[PROBLEM TO SOLVE] Retype the complete listing exactly as it appears.

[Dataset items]

——

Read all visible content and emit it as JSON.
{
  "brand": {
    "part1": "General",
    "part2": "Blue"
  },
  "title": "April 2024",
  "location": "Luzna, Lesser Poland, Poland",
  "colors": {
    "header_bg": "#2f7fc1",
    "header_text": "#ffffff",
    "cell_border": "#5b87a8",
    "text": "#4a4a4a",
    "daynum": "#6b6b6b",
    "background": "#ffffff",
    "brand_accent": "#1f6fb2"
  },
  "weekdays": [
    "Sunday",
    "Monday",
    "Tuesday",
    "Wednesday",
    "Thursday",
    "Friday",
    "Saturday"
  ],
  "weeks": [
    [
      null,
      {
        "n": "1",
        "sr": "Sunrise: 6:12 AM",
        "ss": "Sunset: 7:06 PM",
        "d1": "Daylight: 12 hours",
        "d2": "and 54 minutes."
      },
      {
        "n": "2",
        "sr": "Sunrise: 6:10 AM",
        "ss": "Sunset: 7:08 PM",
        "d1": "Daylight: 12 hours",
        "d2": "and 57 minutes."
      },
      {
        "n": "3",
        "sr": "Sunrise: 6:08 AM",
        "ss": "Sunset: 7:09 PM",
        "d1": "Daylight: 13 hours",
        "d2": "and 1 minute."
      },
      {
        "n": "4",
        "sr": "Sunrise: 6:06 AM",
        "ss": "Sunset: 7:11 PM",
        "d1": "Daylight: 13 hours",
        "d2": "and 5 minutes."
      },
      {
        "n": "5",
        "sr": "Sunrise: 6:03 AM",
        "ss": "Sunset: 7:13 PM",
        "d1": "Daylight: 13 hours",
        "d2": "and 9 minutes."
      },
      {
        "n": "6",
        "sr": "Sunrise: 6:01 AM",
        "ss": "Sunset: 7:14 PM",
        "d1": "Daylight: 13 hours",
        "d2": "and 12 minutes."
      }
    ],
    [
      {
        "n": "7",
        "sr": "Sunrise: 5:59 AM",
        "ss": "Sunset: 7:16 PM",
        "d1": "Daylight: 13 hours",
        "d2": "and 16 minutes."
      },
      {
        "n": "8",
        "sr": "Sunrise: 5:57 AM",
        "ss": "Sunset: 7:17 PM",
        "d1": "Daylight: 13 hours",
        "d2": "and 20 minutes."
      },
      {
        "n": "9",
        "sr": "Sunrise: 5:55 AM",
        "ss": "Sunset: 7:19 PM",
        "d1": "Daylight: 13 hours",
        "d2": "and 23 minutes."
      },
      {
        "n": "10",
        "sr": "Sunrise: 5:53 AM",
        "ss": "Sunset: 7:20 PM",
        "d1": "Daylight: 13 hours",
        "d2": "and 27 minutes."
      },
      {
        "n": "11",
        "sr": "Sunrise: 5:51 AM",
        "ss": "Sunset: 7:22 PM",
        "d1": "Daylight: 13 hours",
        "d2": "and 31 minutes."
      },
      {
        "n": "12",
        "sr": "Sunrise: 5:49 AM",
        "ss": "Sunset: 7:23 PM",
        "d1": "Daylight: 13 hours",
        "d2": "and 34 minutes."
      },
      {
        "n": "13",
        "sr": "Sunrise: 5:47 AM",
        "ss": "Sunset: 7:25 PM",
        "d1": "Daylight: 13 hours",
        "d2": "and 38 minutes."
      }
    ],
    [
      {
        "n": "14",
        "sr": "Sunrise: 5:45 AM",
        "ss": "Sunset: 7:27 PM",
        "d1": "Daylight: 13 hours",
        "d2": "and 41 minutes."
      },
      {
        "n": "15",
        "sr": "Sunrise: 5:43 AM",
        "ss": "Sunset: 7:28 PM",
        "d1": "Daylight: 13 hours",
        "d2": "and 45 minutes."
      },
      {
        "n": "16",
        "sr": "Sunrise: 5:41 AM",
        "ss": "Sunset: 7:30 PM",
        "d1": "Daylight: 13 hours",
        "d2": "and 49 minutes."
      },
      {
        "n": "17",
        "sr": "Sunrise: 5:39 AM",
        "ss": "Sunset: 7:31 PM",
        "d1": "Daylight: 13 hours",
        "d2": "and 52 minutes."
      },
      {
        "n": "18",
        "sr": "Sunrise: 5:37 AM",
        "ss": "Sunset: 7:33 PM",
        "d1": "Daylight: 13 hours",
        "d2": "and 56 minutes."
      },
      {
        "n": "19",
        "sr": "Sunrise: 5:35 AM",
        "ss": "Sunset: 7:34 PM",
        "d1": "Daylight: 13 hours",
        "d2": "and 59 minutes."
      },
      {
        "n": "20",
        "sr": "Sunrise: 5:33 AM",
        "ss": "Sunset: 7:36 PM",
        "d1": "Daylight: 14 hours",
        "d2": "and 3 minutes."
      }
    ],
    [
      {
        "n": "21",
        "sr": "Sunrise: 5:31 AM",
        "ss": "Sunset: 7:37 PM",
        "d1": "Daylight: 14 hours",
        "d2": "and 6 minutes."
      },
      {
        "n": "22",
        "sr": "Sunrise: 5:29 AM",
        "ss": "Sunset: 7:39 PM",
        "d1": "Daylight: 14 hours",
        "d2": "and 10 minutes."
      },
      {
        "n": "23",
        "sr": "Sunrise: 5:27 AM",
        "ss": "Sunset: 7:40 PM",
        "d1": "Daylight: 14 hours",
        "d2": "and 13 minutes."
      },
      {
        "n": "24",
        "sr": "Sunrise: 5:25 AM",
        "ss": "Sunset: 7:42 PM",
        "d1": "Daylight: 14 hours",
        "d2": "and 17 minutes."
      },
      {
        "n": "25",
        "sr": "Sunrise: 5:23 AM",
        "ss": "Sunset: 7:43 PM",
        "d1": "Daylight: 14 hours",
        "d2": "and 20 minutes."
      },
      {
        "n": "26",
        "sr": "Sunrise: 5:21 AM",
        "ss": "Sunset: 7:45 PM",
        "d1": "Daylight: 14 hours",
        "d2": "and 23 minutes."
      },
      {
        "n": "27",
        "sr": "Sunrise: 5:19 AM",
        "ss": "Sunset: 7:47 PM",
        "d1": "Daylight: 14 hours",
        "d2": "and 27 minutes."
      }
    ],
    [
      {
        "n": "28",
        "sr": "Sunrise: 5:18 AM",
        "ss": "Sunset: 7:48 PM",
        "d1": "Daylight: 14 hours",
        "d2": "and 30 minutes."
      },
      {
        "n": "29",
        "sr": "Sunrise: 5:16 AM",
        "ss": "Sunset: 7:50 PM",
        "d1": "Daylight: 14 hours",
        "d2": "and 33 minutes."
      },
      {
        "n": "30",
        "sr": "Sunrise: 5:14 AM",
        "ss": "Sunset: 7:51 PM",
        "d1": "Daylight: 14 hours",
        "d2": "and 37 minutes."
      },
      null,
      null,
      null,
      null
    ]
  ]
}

——

[EXERCISE RESULT]
Read all visible content and emit it as JSON.
{
  "brand": {
    "part1": "General",
    "part2": "Blue"
  },
  "title": "April 2024",
  "location": "Luzna, Lesser Poland, Poland",
  "colors": {
    "header_bg": "#2f7fc1",
    "header_text": "#ffffff",
    "cell_border": "#5b87a8",
    "text": "#4a4a4a",
    "daynum": "#6b6b6b",
    "background": "#ffffff",
    "brand_accent": "#1f6fb2"
  },
  "weekdays": [
    "Sunday",
    "Monday",
    "Tuesday",
    "Wednesday",
    "Thursday",
    "Friday",
    "Saturday"
  ],
  "weeks": [
    [
      null,
      {
        "n": "1",
        "sr": "Sunrise: 6:12 AM",
        "ss": "Sunset: 7:06 PM",
        "d1": "Daylight: 12 hours",
        "d2": "and 54 minutes."
      },
      {
        "n": "2",
        "sr": "Sunrise: 6:10 AM",
        "ss": "Sunset: 7:08 PM",
        "d1": "Daylight: 12 hours",
        "d2": "and 57 minutes."
      },
      {
        "n": "3",
        "sr": "Sunrise: 6:08 AM",
        "ss": "Sunset: 7:09 PM",
        "d1": "Daylight: 13 hours",
        "d2": "and 1 minute."
      },
      {
        "n": "4",
        "sr": "Sunrise: 6:06 AM",
        "ss": "Sunset: 7:11 PM",
        "d1": "Daylight: 13 hours",
        "d2": "and 5 minutes."
      },
      {
        "n": "5",
        "sr": "Sunrise: 6:03 AM",
        "ss": "Sunset: 7:13 PM",
        "d1": "Daylight: 13 hours",
        "d2": "and 9 minutes."
      },
      {
        "n": "6",
        "sr": "Sunrise: 6:01 AM",
        "ss": "Sunset: 7:14 PM",
        "d1": "Daylight: 13 hours",
        "d2": "and 12 minutes."
      }
    ],
    [
      {
        "n": "7",
        "sr": "Sunrise: 5:59 AM",
        "ss": "Sunset: 7:16 PM",
        "d1": "Daylight: 13 hours",
        "d2": "and 16 minutes."
      },
      {
        "n": "8",
        "sr": "Sunrise: 5:57 AM",
        "ss": "Sunset: 7:17 PM",
        "d1": "Daylight: 13 hours",
        "d2": "and 20 minutes."
      },
      {
        "n": "9",
        "sr": "Sunrise: 5:55 AM",
        "ss": "Sunset: 7:19 PM",
        "d1": "Daylight: 13 hours",
        "d2": "and 23 minutes."
      },
      {
        "n": "10",
        "sr": "Sunrise: 5:53 AM",
        "ss": "Sunset: 7:20 PM",
        "d1": "Daylight: 13 hours",
        "d2": "and 27 minutes."
      },
      {
        "n": "11",
        "sr": "Sunrise: 5:51 AM",
        "ss": "Sunset: 7:22 PM",
        "d1": "Daylight: 13 hours",
        "d2": "and 31 minutes."
      },
      {
        "n": "12",
        "sr": "Sunrise: 5:49 AM",
        "ss": "Sunset: 7:23 PM",
        "d1": "Daylight: 13 hours",
        "d2": "and 34 minutes."
      },
      {
        "n": "13",
        "sr": "Sunrise: 5:47 AM",
        "ss": "Sunset: 7:25 PM",
        "d1": "Daylight: 13 hours",
        "d2": "and 38 minutes."
      }
    ],
    [
      {
        "n": "14",
        "sr": "Sunrise: 5:45 AM",
        "ss": "Sunset: 7:27 PM",
        "d1": "Daylight: 13 hours",
        "d2": "and 41 minutes."
      },
      {
        "n": "15",
        "sr": "Sunrise: 5:43 AM",
        "ss": "Sunset: 7:28 PM",
        "d1": "Daylight: 13 hours",
        "d2": "and 45 minutes."
      },
      {
        "n": "16",
        "sr": "Sunrise: 5:41 AM",
        "ss": "Sunset: 7:30 PM",
        "d1": "Daylight: 13 hours",
        "d2": "and 49 minutes."
      },
      {
        "n": "17",
        "sr": "Sunrise: 5:39 AM",
        "ss": "Sunset: 7:31 PM",
        "d1": "Daylight: 13 hours",
        "d2": "and 52 minutes."
      },
      {
        "n": "18",
        "sr": "Sunrise: 5:37 AM",
        "ss": "Sunset: 7:33 PM",
        "d1": "Daylight: 13 hours",
        "d2": "and 56 minutes."
      },
      {
        "n": "19",
        "sr": "Sunrise: 5:35 AM",
        "ss": "Sunset: 7:34 PM",
        "d1": "Daylight: 13 hours",
        "d2": "and 59 minutes."
      },
      {
        "n": "20",
        "sr": "Sunrise: 5:33 AM",
        "ss": "Sunset: 7:36 PM",
        "d1": "Daylight: 14 hours",
        "d2": "and 3 minutes."
      }
    ],
    [
      {
        "n": "21",
        "sr": "Sunrise: 5:31 AM",
        "ss": "Sunset: 7:37 PM",
        "d1": "Daylight: 14 hours",
        "d2": "and 6 minutes."
      },
      {
        "n": "22",
        "sr": "Sunrise: 5:29 AM",
        "ss": "Sunset: 7:39 PM",
        "d1": "Daylight: 14 hours",
        "d2": "and 10 minutes."
      },
      {
        "n": "23",
        "sr": "Sunrise: 5:27 AM",
        "ss": "Sunset: 7:40 PM",
        "d1": "Daylight: 14 hours",
        "d2": "and 13 minutes."
      },
      {
        "n": "24",
        "sr": "Sunrise: 5:25 AM",
        "ss": "Sunset: 7:42 PM",
        "d1": "Daylight: 14 hours",
        "d2": "and 17 minutes."
      },
      {
        "n": "25",
        "sr": "Sunrise: 5:23 AM",
        "ss": "Sunset: 7:43 PM",
        "d1": "Daylight: 14 hours",
        "d2": "and 20 minutes."
      },
      {
        "n": "26",
        "sr": "Sunrise: 5:21 AM",
        "ss": "Sunset: 7:45 PM",
        "d1": "Daylight: 14 hours",
        "d2": "and 23 minutes."
      },
      {
        "n": "27",
        "sr": "Sunrise: 5:19 AM",
        "ss": "Sunset: 7:47 PM",
        "d1": "Daylight: 14 hours",
        "d2": "and 27 minutes."
      }
    ],
    [
      {
        "n": "28",
        "sr": "Sunrise: 5:18 AM",
        "ss": "Sunset: 7:48 PM",
        "d1": "Daylight: 14 hours",
        "d2": "and 30 minutes."
      },
      {
        "n": "29",
        "sr": "Sunrise: 5:16 AM",
        "ss": "Sunset: 7:50 PM",
        "d1": "Daylight: 14 hours",
        "d2": "and 33 minutes."
      },
      {
        "n": "30",
        "sr": "Sunrise: 5:14 AM",
        "ss": "Sunset: 7:51 PM",
        "d1": "Daylight: 14 hours",
        "d2": "and 37 minutes."
      },
      null,
      null,
      null,
      null
    ]
  ]
}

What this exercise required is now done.